» OBJECTIF A
D'après le texte, qu'est-ce que la grand-mère Ioulia cachait dans ses placards et ses armoires ? Donnez la liste complète.

Adolescente, je rêvais toujours du grand soir...
"Du passé faisons table rase,
Foule esclave, debout, debout
Le monde va changer de base,
Nous ne sommes rien, soyons tout.
C'est la lutte finale ;
Groupons nous et demain
L'Internationale
Sera le genre humain."
Comme il était beau et grand mon idéal que je défendais le poing levé et le front haut, étouffée par mon ignorance et confortée dans l'existence facile dont jouissait la petite parisienne dogmatique que j'étais.

Même aveuglement borné de 17 à 25 ans alors que ces huit années proche de la famille de mon premier amour auraient dû me faire douter de mes "convictions". Le père de celui-ci était d'origine ukrainienne : Vladimir Atamaniuk était arrivé en France dans le milieu des années 30 à l'âge de six ans, ne parlant pas un mot de français. Quand je l'ai connu il avait un garage de carrosserie-tôlerie, rue de l'Égalité (un signe) et pour tout le quartier, il était M'sieur Vladi, un homme apprécié de tous, travailleur, bon père de famille et qui...taisait obstinément toute la partie de sa vie liée à son enfance. Je viens de comprendre maintenant que si je connaissais bien M'sieur Vladi, je n'ai jamais "rencontré" Vladimir.
Je ne me suis pas plus posée de questions quand nous allions voir sa grand-mère Ioulia, avec son éternel fichu sur la tête, son tablier à fleurs et qui, malgré toutes ces années en France ne s'était jamais départie de son accent ukrainien. Je trouvais incongrue cette manie qu'elle avait de cacher dans ses placards, ses armoires, des quantités astronomiques de conserves, de denrées pour la plupart périmées et même du pain rassis ou du beurre rance, comme s'il y allait avoir la guerre demain. Ça me suffisait de penser que la vieille dame était un peu folle. Je sais maintenant que c'était le symptôme des survivants du Holodomor.

» DONNÉES À UTILISER
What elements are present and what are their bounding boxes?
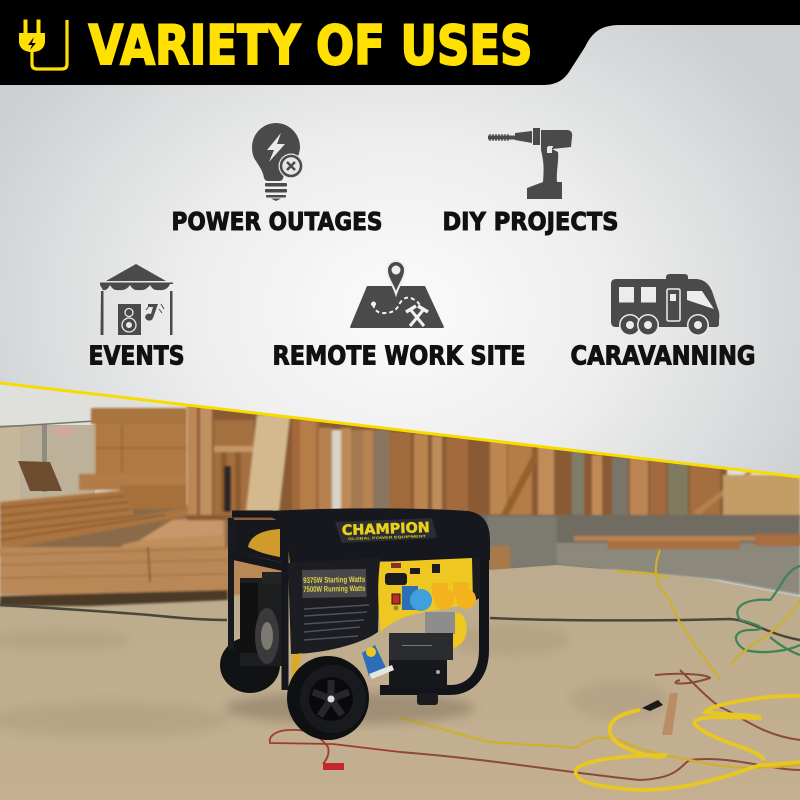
concrete foundation bbox=[478, 514, 800, 596]
yellow diagonal line bbox=[0, 383, 800, 477]
construction site photo bbox=[0, 380, 800, 800]
label: POWER OUTAGES bbox=[172, 207, 382, 236]
wooden stake bbox=[662, 693, 678, 735]
icon: motorhome bbox=[611, 274, 719, 336]
vents bbox=[304, 605, 369, 640]
ground patches bbox=[0, 624, 670, 738]
stacked timber bbox=[0, 406, 276, 556]
brand logo: CHAMPION bbox=[342, 520, 430, 539]
use: remote work site bbox=[272, 261, 526, 372]
wattage sticker: 7500W Running Watts bbox=[303, 584, 366, 594]
wattage sticker: 9375W Starting Watts bbox=[303, 575, 366, 585]
thin yellow cables bbox=[400, 550, 800, 768]
side panel bbox=[288, 558, 380, 654]
house framing bbox=[186, 406, 800, 521]
blue socket bbox=[402, 586, 432, 611]
yellow control panel bbox=[378, 558, 473, 633]
rear wheel bbox=[220, 637, 280, 693]
use: power outages bbox=[172, 123, 382, 236]
panel controls bbox=[385, 563, 440, 610]
icon: map with pin and hammers bbox=[350, 261, 444, 328]
use: events bbox=[88, 264, 184, 372]
left opening interior bbox=[233, 520, 284, 563]
icon: tent with speaker bbox=[100, 264, 173, 335]
right side of housing bbox=[472, 558, 480, 602]
black plug on cord bbox=[642, 700, 663, 711]
wattage sticker bbox=[302, 569, 366, 598]
blue tag bbox=[362, 645, 394, 679]
sky bbox=[0, 384, 763, 474]
green cable bbox=[736, 566, 800, 655]
label: REMOTE WORK SITE bbox=[272, 342, 526, 372]
alternator bbox=[425, 612, 467, 648]
ground bbox=[0, 565, 800, 800]
engine bbox=[240, 572, 282, 666]
use: diy projects bbox=[442, 128, 618, 236]
yellow strut bbox=[291, 653, 302, 685]
icon: light bulb with x bbox=[252, 123, 304, 201]
rear tube frame bbox=[380, 540, 484, 690]
red plug bbox=[323, 763, 344, 770]
fence bbox=[0, 421, 95, 510]
use: caravanning bbox=[570, 274, 756, 372]
brand logo: GLOBAL POWER EQUIPMENT bbox=[348, 534, 427, 541]
left tube frame bbox=[228, 518, 234, 650]
label: CARAVANNING bbox=[570, 342, 756, 372]
fuel tank bbox=[248, 529, 280, 557]
foreground timber bbox=[0, 534, 800, 606]
red and brown cables bbox=[400, 670, 800, 780]
icon: plug bbox=[19, 20, 67, 69]
foot bbox=[417, 693, 438, 705]
title: VARIETY OF USES bbox=[88, 14, 532, 77]
header banner bbox=[0, 0, 800, 85]
yellow sockets bbox=[432, 582, 476, 610]
red cord bbox=[270, 730, 400, 764]
battery box bbox=[389, 633, 453, 688]
icon: drill bbox=[488, 128, 572, 199]
upper housing bbox=[270, 508, 490, 563]
front wheel bbox=[287, 656, 369, 740]
label: EVENTS bbox=[88, 342, 184, 372]
dark hose bbox=[0, 605, 800, 640]
thick yellow cable bbox=[576, 696, 800, 790]
label: DIY PROJECTS bbox=[442, 207, 618, 236]
generator bbox=[220, 508, 490, 740]
generator shadow bbox=[225, 692, 475, 724]
brand plate bbox=[335, 518, 437, 543]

» OBJECTIF B
Mettez en liste JSON de chaînes les lignes des entrées, de la ligne qui contient "concrete foundation bbox=[478, 514, 800, 596]" jusqu'à la ligne qui contient "vents bbox=[304, 605, 369, 640]" incluse, à raison d'une chaîne par ligne.

» RÉPONSE A
- des conserves (en quantités astronomiques)
- des denrées, pour la plupart périmées
- du pain rassis
- du beurre rance

» RÉPONSE B
[
  "concrete foundation bbox=[478, 514, 800, 596]",
  "yellow diagonal line bbox=[0, 383, 800, 477]",
  "construction site photo bbox=[0, 380, 800, 800]",
  "label: POWER OUTAGES bbox=[172, 207, 382, 236]",
  "wooden stake bbox=[662, 693, 678, 735]",
  "icon: motorhome bbox=[611, 274, 719, 336]",
  "vents bbox=[304, 605, 369, 640]"
]